= Source material =
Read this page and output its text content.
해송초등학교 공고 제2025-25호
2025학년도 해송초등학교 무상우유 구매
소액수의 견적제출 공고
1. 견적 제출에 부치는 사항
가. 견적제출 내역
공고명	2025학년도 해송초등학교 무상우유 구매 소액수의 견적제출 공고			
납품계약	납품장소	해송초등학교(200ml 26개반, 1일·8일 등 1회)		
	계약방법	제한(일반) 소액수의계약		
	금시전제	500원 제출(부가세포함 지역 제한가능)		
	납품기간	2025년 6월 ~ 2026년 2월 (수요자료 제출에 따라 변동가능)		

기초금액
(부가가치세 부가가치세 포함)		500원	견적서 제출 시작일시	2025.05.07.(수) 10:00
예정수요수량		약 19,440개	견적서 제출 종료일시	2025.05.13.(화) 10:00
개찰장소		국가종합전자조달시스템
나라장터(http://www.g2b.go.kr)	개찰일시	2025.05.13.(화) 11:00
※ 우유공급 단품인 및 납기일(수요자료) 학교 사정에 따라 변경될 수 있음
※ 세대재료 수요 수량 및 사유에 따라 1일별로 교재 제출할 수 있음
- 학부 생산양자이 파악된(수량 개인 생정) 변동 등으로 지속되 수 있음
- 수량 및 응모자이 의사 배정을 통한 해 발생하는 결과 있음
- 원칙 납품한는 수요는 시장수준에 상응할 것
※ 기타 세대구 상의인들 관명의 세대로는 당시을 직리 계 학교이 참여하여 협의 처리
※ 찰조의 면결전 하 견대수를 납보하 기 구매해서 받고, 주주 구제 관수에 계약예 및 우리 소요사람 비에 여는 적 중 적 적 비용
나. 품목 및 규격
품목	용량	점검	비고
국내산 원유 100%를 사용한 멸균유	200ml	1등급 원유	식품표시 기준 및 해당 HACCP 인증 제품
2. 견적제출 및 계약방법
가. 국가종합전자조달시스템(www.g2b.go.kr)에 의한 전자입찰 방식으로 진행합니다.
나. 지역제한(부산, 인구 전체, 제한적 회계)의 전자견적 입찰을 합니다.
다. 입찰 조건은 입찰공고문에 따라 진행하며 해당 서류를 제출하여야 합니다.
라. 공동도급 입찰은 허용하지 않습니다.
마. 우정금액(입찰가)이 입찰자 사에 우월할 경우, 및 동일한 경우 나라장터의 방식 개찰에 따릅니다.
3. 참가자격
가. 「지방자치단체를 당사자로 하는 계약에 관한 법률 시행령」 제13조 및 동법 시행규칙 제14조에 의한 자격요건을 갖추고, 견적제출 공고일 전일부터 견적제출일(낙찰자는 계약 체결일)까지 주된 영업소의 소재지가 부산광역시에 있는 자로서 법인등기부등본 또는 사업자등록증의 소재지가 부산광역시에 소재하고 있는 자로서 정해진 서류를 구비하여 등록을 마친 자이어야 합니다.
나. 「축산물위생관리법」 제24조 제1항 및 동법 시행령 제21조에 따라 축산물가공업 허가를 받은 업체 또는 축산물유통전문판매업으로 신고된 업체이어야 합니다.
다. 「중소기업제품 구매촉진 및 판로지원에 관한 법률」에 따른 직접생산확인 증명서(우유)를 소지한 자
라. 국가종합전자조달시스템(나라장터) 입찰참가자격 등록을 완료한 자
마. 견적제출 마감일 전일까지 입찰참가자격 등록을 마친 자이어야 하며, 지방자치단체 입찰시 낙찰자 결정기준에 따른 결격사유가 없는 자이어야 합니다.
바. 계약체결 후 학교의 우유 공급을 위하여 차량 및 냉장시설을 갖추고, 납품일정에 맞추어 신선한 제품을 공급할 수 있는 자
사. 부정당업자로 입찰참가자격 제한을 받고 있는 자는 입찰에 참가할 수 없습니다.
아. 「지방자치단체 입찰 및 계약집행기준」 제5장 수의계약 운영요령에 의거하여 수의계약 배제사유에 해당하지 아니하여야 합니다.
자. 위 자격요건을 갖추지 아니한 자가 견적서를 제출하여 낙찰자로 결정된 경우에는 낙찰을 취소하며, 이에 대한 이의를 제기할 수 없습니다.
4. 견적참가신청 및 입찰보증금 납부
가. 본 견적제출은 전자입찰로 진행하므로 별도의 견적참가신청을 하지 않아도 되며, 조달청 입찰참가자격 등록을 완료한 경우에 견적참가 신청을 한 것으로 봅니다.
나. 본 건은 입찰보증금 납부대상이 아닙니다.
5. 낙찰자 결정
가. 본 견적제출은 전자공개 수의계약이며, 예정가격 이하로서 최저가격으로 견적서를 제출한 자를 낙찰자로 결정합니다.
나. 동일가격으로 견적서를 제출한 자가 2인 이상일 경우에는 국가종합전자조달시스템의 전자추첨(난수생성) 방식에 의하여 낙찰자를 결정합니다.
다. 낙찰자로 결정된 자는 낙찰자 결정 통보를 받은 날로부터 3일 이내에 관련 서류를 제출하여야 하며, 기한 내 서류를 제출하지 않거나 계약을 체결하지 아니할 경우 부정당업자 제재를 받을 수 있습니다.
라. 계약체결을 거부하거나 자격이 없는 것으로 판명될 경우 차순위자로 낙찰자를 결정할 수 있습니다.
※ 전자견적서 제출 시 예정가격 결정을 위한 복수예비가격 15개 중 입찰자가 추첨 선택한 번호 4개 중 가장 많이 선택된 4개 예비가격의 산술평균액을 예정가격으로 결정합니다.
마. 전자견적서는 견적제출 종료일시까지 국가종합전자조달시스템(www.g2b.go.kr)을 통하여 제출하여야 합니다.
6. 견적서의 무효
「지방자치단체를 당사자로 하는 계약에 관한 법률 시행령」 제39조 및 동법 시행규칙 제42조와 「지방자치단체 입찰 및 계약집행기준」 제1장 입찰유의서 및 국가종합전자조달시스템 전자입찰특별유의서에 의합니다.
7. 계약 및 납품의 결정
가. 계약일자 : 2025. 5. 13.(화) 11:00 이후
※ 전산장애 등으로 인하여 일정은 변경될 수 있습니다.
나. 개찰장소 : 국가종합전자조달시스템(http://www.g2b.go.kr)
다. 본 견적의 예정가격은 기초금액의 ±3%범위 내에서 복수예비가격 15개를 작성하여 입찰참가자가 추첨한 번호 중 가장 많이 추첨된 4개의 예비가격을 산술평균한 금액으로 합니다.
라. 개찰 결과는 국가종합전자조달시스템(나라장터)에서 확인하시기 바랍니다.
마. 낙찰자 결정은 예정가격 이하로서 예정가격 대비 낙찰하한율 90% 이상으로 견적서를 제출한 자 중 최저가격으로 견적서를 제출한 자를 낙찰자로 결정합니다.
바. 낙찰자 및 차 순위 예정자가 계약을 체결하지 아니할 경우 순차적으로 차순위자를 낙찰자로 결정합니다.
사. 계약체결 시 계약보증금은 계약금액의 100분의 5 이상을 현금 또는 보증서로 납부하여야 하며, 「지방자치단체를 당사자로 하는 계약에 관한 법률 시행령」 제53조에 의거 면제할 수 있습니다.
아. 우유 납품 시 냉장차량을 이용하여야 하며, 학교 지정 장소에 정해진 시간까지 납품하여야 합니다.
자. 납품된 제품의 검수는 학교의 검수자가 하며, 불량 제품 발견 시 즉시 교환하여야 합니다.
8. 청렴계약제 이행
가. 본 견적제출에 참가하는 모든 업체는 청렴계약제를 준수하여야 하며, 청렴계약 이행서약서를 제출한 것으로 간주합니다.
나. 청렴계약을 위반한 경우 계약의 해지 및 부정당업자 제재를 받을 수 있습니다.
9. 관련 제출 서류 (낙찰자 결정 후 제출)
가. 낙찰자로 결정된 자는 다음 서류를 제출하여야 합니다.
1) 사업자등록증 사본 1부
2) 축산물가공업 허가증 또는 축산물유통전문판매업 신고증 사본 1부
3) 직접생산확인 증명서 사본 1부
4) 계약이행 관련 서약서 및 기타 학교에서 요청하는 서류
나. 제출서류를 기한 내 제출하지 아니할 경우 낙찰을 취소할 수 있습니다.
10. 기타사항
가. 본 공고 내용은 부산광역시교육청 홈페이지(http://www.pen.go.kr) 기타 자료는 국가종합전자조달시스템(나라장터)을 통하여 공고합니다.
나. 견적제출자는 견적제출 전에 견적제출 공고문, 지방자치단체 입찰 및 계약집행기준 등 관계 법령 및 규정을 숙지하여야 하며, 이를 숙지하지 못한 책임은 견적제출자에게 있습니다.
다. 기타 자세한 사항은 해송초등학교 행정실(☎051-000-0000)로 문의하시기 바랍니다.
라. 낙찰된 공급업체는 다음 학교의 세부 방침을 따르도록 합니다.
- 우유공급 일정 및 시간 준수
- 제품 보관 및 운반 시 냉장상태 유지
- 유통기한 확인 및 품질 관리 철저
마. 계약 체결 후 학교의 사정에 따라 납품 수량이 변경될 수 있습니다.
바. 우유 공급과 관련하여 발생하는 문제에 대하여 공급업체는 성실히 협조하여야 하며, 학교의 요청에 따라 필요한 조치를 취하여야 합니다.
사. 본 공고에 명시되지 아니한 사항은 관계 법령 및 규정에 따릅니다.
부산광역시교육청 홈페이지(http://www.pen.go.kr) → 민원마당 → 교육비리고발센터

= Problem statement =
Tell how many lines in the material above include the word "경우에는", giving the number only.

= Full output =
2